Question

Question #60590

A ball bearing of mass m=50.0g, is sitting on a vertical spring whose force constant is 120.0N/m. The initial position of the spring is at y=0m. The spring is compressed downward a distance x=0.200m. From the compressed position, how high will the ball bearing rise? How high does the ball bearing rise above the equilibrium position at y=0m?

Expert's answer

Answer on Question #60590, Physics / Mechanics | Relativity

A ball bearing of mass $m = 50.0\mathrm{g}$ , is sitting on a vertical spring whose force constant is $120.0\mathrm{N/m}$ . The initial position of the spring is at $y = 0\mathrm{m}$ . The spring is compressed downward a distance $x = 0.200\mathrm{m}$ . From the compressed position, how high will the ball bearing rise? How high does the ball bearing rise above the equilibrium position at $y = 0\mathrm{m}$ ?

EXTRACTED INFORMATION:

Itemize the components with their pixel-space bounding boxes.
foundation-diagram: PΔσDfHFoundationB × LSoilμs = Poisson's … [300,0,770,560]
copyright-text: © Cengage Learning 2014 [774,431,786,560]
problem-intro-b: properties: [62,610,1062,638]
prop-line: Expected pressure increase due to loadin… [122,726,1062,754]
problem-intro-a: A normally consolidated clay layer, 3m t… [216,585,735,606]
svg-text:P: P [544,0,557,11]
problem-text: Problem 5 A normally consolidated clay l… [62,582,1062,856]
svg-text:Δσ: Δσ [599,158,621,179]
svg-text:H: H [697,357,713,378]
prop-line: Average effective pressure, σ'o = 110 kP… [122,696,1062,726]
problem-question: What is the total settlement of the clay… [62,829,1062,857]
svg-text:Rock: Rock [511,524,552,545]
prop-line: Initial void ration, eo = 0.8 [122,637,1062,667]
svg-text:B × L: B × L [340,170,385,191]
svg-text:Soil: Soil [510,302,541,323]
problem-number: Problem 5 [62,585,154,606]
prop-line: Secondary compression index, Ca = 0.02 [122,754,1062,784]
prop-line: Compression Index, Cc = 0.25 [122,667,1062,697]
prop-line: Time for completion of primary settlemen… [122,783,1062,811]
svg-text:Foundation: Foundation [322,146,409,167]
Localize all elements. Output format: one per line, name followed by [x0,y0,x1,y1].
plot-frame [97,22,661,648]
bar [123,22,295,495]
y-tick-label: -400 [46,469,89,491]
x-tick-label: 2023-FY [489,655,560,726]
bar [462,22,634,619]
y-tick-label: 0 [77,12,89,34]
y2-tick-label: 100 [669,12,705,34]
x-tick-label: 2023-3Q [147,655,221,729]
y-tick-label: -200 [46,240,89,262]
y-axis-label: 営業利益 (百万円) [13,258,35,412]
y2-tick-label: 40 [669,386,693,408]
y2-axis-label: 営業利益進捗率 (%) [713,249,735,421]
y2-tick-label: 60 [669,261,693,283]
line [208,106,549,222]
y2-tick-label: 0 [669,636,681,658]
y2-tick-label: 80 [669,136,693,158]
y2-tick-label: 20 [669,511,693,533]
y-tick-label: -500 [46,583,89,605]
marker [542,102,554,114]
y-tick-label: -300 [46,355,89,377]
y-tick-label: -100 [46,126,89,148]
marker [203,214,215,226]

INSTRUCTIONS FOR THE TASK:
Write the next part of the ball-bearing-and-spring physics answer, starting after the last sentence of the text. The records are separate material and have nothing to do with the text.

ANSWER FOR THIS EXERCISE:
Solution:

Assume frictionless system and massless spring

The potential energy of ball is

PE = mgh

The potential energy of spring is

PS = \frac{1}{2}kx^2

The kinetic energy of ball is

KE = \frac{1}{2}mv^2

A) I assume the question is how high the ball will rise if the spring were released after compression of $0.200\mathrm{m}$

PS = \frac{1}{2}kx^2

PS = \frac{1}{2} \cdot 120 \cdot (0.2)^2 = 2.4\ \mathrm{J}

What height would give a $50\ \mathrm{g}$ ball a potential energy of $2.4\ \mathrm{J}$ ?

PE = PS

PE = mgh

h = \frac{PE}{mg} = \frac{2.4}{0.05 \cdot 9.8} \approx 4.90\ \mathrm{m}

The second question asks how far from our origin of uncompressed spring so we need to subtract the distance of spring compression.

h_0 = 4.9 - 0.2 = 4.7\ \mathrm{m}

Answer: $4.90\ \mathrm{m}; 4.7\ \mathrm{m}$ .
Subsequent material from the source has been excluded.